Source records
· · · ·
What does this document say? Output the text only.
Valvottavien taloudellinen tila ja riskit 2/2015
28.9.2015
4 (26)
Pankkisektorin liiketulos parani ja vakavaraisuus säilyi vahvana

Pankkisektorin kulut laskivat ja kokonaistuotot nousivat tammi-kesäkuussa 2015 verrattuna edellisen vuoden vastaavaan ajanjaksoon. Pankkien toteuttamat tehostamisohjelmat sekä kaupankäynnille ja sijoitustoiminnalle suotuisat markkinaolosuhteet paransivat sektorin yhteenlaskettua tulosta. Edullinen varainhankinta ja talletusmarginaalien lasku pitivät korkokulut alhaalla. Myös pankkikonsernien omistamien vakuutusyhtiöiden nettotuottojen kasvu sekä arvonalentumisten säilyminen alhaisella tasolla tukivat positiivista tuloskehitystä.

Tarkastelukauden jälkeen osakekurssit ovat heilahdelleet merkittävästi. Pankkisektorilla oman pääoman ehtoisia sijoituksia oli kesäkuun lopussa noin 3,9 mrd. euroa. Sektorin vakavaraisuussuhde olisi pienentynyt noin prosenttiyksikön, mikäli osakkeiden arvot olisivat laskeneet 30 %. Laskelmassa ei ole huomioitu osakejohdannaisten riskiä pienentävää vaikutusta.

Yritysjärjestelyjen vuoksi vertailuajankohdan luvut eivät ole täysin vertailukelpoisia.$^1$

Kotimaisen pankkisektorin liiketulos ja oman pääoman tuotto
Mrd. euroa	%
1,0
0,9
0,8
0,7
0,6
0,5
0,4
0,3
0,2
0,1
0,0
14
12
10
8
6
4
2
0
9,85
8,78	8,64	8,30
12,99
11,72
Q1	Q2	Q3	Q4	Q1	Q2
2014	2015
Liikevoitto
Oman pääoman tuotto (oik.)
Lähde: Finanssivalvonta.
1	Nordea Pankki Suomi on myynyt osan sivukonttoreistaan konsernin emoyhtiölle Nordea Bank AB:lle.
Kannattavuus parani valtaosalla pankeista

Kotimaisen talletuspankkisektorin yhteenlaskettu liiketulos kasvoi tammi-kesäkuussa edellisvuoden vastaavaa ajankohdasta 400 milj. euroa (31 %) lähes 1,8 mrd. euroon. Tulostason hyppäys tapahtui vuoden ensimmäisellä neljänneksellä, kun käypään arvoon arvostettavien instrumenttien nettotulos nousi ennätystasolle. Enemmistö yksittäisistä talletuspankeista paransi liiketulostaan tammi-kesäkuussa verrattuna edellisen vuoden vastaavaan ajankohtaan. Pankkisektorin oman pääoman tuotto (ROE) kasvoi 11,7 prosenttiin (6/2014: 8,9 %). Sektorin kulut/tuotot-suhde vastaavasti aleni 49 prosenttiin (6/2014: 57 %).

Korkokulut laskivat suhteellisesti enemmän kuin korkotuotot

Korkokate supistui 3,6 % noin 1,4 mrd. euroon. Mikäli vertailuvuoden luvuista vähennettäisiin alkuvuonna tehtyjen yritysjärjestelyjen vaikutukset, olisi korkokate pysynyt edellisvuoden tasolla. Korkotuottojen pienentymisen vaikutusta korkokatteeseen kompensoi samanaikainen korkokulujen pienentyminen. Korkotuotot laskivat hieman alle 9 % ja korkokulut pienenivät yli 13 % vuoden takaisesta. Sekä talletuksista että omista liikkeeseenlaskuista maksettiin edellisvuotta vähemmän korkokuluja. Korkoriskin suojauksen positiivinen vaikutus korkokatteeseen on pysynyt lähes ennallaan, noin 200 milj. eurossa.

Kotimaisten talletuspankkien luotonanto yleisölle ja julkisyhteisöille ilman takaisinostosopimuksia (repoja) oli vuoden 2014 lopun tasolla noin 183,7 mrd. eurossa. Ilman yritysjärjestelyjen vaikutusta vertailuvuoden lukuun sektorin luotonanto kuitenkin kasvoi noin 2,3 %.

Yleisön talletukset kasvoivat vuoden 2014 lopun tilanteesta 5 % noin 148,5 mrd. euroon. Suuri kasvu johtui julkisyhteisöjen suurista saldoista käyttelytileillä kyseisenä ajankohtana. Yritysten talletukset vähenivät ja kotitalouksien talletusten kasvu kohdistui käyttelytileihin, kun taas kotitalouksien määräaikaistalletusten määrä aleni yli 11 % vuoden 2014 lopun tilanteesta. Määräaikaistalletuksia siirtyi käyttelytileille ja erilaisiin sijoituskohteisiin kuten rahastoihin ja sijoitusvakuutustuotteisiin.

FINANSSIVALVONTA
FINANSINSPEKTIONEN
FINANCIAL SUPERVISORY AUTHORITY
· · · ·
--- Set task ---
Each line that has the word "parani" should be copied.

--- Response to this exercise ---
Pankkisektorin liiketulos parani ja vakavaraisuus säilyi vahvana
Kannattavuus parani valtaosalla pankeista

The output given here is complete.